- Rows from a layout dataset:
● ● ● ● ● ● ●

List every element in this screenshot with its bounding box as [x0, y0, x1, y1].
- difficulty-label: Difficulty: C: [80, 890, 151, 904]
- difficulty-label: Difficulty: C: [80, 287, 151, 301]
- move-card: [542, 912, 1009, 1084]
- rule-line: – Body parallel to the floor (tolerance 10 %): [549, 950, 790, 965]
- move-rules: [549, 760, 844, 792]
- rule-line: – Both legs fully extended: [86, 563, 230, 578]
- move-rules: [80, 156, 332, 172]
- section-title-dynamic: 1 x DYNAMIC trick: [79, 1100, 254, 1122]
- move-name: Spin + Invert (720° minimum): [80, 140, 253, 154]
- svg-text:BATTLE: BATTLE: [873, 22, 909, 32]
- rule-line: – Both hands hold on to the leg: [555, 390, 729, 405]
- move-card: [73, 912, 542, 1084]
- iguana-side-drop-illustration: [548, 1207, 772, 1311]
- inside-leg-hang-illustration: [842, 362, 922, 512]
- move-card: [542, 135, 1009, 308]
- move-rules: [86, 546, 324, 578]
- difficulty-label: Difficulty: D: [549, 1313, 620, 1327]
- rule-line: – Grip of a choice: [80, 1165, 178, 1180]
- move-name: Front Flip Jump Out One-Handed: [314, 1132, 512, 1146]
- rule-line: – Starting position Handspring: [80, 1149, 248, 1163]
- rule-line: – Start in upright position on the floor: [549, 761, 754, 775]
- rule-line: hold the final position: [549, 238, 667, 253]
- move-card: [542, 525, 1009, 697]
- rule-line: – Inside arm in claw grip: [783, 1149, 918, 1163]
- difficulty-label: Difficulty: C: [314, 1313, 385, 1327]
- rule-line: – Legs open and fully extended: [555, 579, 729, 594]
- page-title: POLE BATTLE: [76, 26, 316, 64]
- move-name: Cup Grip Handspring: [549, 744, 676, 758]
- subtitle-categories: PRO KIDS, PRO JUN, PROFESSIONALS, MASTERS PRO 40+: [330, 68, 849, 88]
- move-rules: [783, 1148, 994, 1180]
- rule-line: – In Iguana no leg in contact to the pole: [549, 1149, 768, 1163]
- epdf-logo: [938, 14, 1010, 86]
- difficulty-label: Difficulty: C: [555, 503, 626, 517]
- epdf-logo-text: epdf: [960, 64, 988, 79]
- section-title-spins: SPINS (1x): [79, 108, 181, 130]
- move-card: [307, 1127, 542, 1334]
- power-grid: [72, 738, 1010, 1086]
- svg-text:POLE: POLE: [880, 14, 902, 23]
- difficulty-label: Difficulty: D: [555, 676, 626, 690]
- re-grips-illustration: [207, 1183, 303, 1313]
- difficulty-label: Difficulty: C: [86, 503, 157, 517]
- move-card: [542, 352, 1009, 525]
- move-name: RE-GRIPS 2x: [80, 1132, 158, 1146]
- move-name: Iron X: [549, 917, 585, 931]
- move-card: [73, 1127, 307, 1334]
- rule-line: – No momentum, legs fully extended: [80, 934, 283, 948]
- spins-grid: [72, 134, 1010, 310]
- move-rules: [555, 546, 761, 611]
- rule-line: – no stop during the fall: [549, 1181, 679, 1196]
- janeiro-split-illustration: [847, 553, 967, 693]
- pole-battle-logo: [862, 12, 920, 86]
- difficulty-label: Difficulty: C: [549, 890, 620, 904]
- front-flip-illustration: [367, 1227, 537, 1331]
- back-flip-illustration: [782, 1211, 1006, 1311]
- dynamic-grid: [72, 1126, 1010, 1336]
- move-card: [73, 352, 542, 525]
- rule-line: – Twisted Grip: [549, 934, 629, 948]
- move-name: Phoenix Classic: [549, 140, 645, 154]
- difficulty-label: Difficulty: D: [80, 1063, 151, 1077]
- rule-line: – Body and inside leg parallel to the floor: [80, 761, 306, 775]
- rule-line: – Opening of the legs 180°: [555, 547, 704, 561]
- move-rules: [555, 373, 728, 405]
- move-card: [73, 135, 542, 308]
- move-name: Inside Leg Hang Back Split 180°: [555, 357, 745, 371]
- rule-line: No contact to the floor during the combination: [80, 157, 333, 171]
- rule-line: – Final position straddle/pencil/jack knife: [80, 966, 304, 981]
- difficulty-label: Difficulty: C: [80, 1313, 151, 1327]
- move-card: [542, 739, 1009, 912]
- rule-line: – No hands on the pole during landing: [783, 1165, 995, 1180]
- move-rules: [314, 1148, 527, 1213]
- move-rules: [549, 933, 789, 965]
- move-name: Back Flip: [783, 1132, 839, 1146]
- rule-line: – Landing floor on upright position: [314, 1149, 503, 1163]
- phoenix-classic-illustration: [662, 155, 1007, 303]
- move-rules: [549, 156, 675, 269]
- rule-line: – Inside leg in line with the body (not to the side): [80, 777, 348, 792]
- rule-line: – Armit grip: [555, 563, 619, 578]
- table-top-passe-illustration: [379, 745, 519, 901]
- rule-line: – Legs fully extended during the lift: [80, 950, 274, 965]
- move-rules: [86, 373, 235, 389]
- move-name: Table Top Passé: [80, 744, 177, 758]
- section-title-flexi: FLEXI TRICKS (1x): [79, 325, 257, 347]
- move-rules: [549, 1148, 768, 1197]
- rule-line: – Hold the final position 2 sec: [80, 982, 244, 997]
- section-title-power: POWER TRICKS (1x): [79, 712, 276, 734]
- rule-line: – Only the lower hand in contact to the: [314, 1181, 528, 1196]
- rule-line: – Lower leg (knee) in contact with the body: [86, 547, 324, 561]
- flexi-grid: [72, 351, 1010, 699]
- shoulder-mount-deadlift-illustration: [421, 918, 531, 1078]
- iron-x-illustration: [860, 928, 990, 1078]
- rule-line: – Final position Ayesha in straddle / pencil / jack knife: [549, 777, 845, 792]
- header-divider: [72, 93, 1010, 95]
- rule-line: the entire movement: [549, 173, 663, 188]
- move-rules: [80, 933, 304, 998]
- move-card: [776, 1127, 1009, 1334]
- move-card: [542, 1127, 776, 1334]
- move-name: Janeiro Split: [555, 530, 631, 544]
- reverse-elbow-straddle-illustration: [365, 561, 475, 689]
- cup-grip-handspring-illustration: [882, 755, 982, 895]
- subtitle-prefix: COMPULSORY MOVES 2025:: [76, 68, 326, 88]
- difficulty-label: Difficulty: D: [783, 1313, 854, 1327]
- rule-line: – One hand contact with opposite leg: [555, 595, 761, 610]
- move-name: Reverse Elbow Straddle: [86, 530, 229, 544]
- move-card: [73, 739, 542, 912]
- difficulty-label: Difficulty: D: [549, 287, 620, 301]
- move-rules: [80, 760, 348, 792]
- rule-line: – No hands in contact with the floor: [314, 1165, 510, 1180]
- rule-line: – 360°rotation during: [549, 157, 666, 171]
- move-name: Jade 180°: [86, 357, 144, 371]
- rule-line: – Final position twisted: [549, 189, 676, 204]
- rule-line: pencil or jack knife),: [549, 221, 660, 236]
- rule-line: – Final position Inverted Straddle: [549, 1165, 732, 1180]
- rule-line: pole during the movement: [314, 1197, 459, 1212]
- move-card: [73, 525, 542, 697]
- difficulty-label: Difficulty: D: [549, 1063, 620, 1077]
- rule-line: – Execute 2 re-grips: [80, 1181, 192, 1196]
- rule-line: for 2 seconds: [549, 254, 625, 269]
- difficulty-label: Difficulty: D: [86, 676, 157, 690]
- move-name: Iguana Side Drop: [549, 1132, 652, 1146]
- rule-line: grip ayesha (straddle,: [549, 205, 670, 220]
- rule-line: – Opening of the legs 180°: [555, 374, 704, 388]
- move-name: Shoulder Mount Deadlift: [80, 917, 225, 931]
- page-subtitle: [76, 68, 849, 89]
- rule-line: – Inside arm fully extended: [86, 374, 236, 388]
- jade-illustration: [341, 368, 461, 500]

● ● ● ● ● ● ●

- Stated exercise: Copy every line above word for word, keeping their order.

- Task answer:
List every element in this screenshot with its bounding box as [x0, y0, x1, y1].
- difficulty-label: Difficulty: C: [80, 890, 151, 904]
- difficulty-label: Difficulty: C: [80, 287, 151, 301]
- move-card: [542, 912, 1009, 1084]
- rule-line: – Body parallel to the floor (tolerance 10 %): [549, 950, 790, 965]
- move-rules: [549, 760, 844, 792]
- rule-line: – Both legs fully extended: [86, 563, 230, 578]
- move-rules: [80, 156, 332, 172]
- section-title-dynamic: 1 x DYNAMIC trick: [79, 1100, 254, 1122]
- move-name: Spin + Invert (720° minimum): [80, 140, 253, 154]
- svg-text:BATTLE: BATTLE: [873, 22, 909, 32]
- rule-line: – Both hands hold on to the leg: [555, 390, 729, 405]
- move-card: [73, 912, 542, 1084]
- iguana-side-drop-illustration: [548, 1207, 772, 1311]
- inside-leg-hang-illustration: [842, 362, 922, 512]
- move-card: [542, 135, 1009, 308]
- move-rules: [86, 546, 324, 578]
- difficulty-label: Difficulty: D: [549, 1313, 620, 1327]
- rule-line: – Grip of a choice: [80, 1165, 178, 1180]
- move-name: Front Flip Jump Out One-Handed: [314, 1132, 512, 1146]
- rule-line: – Starting position Handspring: [80, 1149, 248, 1163]
- rule-line: – Start in upright position on the floor: [549, 761, 754, 775]
- rule-line: hold the final position: [549, 238, 667, 253]
- move-card: [542, 525, 1009, 697]
- rule-line: – Inside arm in claw grip: [783, 1149, 918, 1163]
- difficulty-label: Difficulty: C: [314, 1313, 385, 1327]
- rule-line: – Legs open and fully extended: [555, 579, 729, 594]
- page-title: POLE BATTLE: [76, 26, 316, 64]
- move-name: Cup Grip Handspring: [549, 744, 676, 758]
- subtitle-categories: PRO KIDS, PRO JUN, PROFESSIONALS, MASTERS PRO 40+: [330, 68, 849, 88]
- move-rules: [783, 1148, 994, 1180]
- rule-line: – In Iguana no leg in contact to the pole: [549, 1149, 768, 1163]
- epdf-logo: [938, 14, 1010, 86]
- difficulty-label: Difficulty: C: [555, 503, 626, 517]
- epdf-logo-text: epdf: [960, 64, 988, 79]
- section-title-spins: SPINS (1x): [79, 108, 181, 130]
- move-card: [307, 1127, 542, 1334]
- power-grid: [72, 738, 1010, 1086]
- svg-text:POLE: POLE: [880, 14, 902, 23]
- difficulty-label: Difficulty: D: [555, 676, 626, 690]
- re-grips-illustration: [207, 1183, 303, 1313]
- difficulty-label: Difficulty: C: [86, 503, 157, 517]
- move-card: [542, 352, 1009, 525]
- move-name: RE-GRIPS 2x: [80, 1132, 158, 1146]
- move-name: Iron X: [549, 917, 585, 931]
- move-card: [73, 1127, 307, 1334]
- rule-line: – No momentum, legs fully extended: [80, 934, 283, 948]
- spins-grid: [72, 134, 1010, 310]
- move-rules: [555, 546, 761, 611]
- rule-line: – no stop during the fall: [549, 1181, 679, 1196]
- janeiro-split-illustration: [847, 553, 967, 693]
- pole-battle-logo: [862, 12, 920, 86]
- difficulty-label: Difficulty: C: [549, 890, 620, 904]
- front-flip-illustration: [367, 1227, 537, 1331]
- back-flip-illustration: [782, 1211, 1006, 1311]
- dynamic-grid: [72, 1126, 1010, 1336]
- move-card: [73, 352, 542, 525]
- rule-line: – Twisted Grip: [549, 934, 629, 948]
- move-name: Phoenix Classic: [549, 140, 645, 154]
- difficulty-label: Difficulty: D: [80, 1063, 151, 1077]
- rule-line: – Body and inside leg parallel to the floor: [80, 761, 306, 775]
- rule-line: – Opening of the legs 180°: [555, 547, 704, 561]
- move-rules: [555, 373, 728, 405]
- move-card: [73, 135, 542, 308]
- move-name: Inside Leg Hang Back Split 180°: [555, 357, 745, 371]
- rule-line: No contact to the floor during the combination: [80, 157, 333, 171]
- rule-line: – Final position straddle/pencil/jack knife: [80, 966, 304, 981]
- difficulty-label: Difficulty: C: [80, 1313, 151, 1327]
- move-card: [542, 739, 1009, 912]
- rule-line: – No hands on the pole during landing: [783, 1165, 995, 1180]
- move-rules: [314, 1148, 527, 1213]
- move-rules: [549, 933, 789, 965]
- move-name: Back Flip: [783, 1132, 839, 1146]
- rule-line: – Landing floor on upright position: [314, 1149, 503, 1163]
- phoenix-classic-illustration: [662, 155, 1007, 303]
- move-rules: [549, 156, 675, 269]
- rule-line: – Inside leg in line with the body (not to the side): [80, 777, 348, 792]
- rule-line: – Armit grip: [555, 563, 619, 578]
- table-top-passe-illustration: [379, 745, 519, 901]
- rule-line: – Legs fully extended during the lift: [80, 950, 274, 965]
- move-rules: [86, 373, 235, 389]
- move-name: Table Top Passé: [80, 744, 177, 758]
- section-title-flexi: FLEXI TRICKS (1x): [79, 325, 257, 347]
- move-rules: [549, 1148, 768, 1197]
- rule-line: – Hold the final position 2 sec: [80, 982, 244, 997]
- section-title-power: POWER TRICKS (1x): [79, 712, 276, 734]
- rule-line: – Only the lower hand in contact to the: [314, 1181, 528, 1196]
- rule-line: – Lower leg (knee) in contact with the body: [86, 547, 324, 561]
- flexi-grid: [72, 351, 1010, 699]
- shoulder-mount-deadlift-illustration: [421, 918, 531, 1078]
- iron-x-illustration: [860, 928, 990, 1078]
- rule-line: – Final position Ayesha in straddle / pencil / jack knife: [549, 777, 845, 792]
- header-divider: [72, 93, 1010, 95]
- rule-line: the entire movement: [549, 173, 663, 188]
- move-rules: [80, 933, 304, 998]
- move-card: [776, 1127, 1009, 1334]
- move-card: [542, 1127, 776, 1334]
- move-name: Janeiro Split: [555, 530, 631, 544]
- reverse-elbow-straddle-illustration: [365, 561, 475, 689]
- cup-grip-handspring-illustration: [882, 755, 982, 895]
- subtitle-prefix: COMPULSORY MOVES 2025:: [76, 68, 326, 88]
- difficulty-label: Difficulty: D: [783, 1313, 854, 1327]
- rule-line: – One hand contact with opposite leg: [555, 595, 761, 610]
- move-name: Reverse Elbow Straddle: [86, 530, 229, 544]
- move-card: [73, 739, 542, 912]
- difficulty-label: Difficulty: D: [549, 287, 620, 301]
- move-rules: [80, 760, 348, 792]
- rule-line: – No hands in contact with the floor: [314, 1165, 510, 1180]
- rule-line: – 360°rotation during: [549, 157, 666, 171]
- move-name: Jade 180°: [86, 357, 144, 371]
- rule-line: – Final position twisted: [549, 189, 676, 204]
- rule-line: pencil or jack knife),: [549, 221, 660, 236]
- rule-line: – Final position Inverted Straddle: [549, 1165, 732, 1180]
- rule-line: pole during the movement: [314, 1197, 459, 1212]
- move-card: [73, 525, 542, 697]
- difficulty-label: Difficulty: D: [549, 1063, 620, 1077]
- rule-line: – Execute 2 re-grips: [80, 1181, 192, 1196]
- rule-line: for 2 seconds: [549, 254, 625, 269]
- difficulty-label: Difficulty: D: [86, 676, 157, 690]
- move-name: Iguana Side Drop: [549, 1132, 652, 1146]
- rule-line: grip ayesha (straddle,: [549, 205, 670, 220]
- rule-line: – Opening of the legs 180°: [555, 374, 704, 388]
- move-name: Shoulder Mount Deadlift: [80, 917, 225, 931]
- page-subtitle: [76, 68, 849, 89]
- rule-line: – Inside arm fully extended: [86, 374, 236, 388]
- jade-illustration: [341, 368, 461, 500]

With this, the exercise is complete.